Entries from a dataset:
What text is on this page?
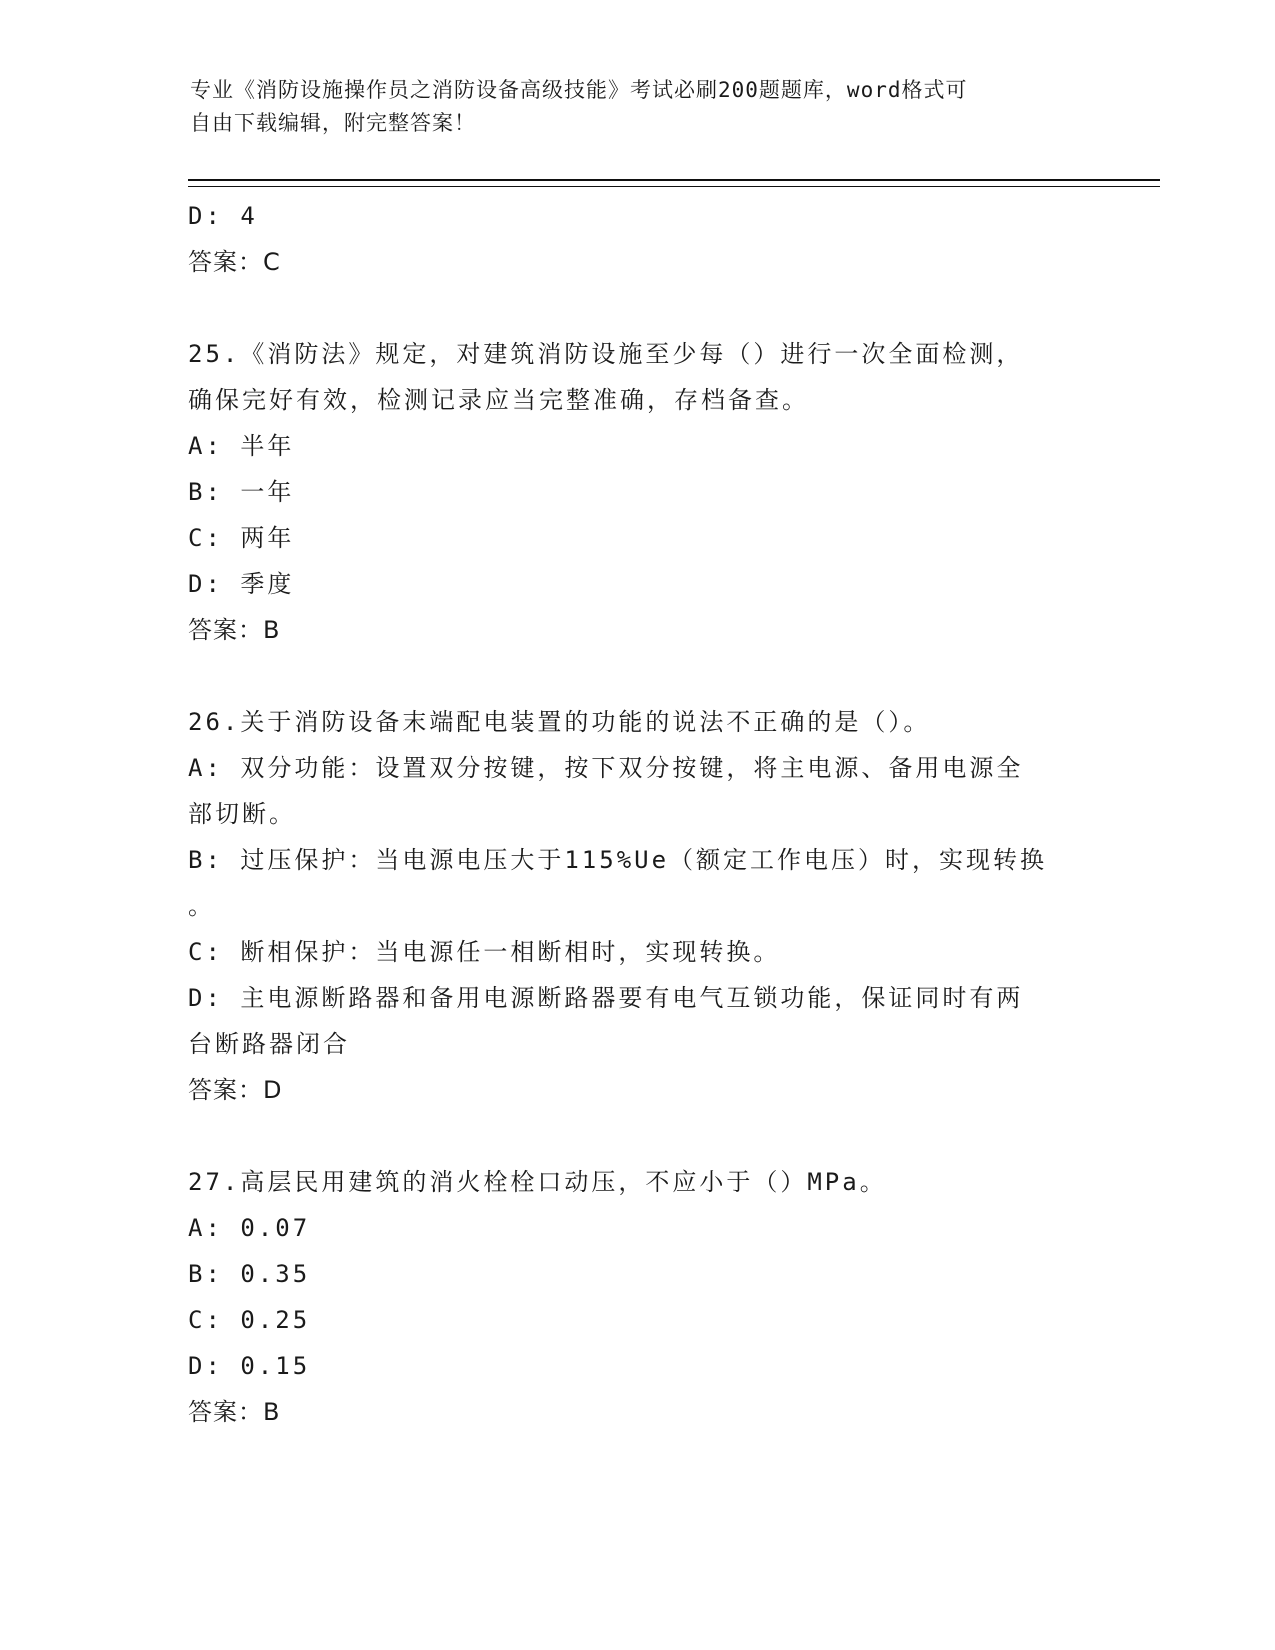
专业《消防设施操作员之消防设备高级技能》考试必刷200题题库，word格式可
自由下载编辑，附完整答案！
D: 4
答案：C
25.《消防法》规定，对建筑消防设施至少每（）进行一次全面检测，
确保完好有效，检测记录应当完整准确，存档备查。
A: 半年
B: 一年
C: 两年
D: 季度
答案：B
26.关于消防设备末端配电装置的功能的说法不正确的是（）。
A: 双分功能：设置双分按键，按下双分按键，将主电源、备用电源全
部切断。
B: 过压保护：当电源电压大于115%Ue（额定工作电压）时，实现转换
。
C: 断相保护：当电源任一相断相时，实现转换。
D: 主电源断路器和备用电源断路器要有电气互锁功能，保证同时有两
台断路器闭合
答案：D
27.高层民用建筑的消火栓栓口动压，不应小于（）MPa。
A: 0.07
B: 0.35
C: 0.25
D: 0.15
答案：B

* [Do this]
Every line of text is to be repeated exactly; pictures are left out.

* [Solution to this exercise]
What text is on this page?
专业《消防设施操作员之消防设备高级技能》考试必刷200题题库，word格式可
自由下载编辑，附完整答案！
D: 4
答案：C
25.《消防法》规定，对建筑消防设施至少每（）进行一次全面检测，
确保完好有效，检测记录应当完整准确，存档备查。
A: 半年
B: 一年
C: 两年
D: 季度
答案：B
26.关于消防设备末端配电装置的功能的说法不正确的是（）。
A: 双分功能：设置双分按键，按下双分按键，将主电源、备用电源全
部切断。
B: 过压保护：当电源电压大于115%Ue（额定工作电压）时，实现转换
。
C: 断相保护：当电源任一相断相时，实现转换。
D: 主电源断路器和备用电源断路器要有电气互锁功能，保证同时有两
台断路器闭合
答案：D
27.高层民用建筑的消火栓栓口动压，不应小于（）MPa。
A: 0.07
B: 0.35
C: 0.25
D: 0.15
答案：B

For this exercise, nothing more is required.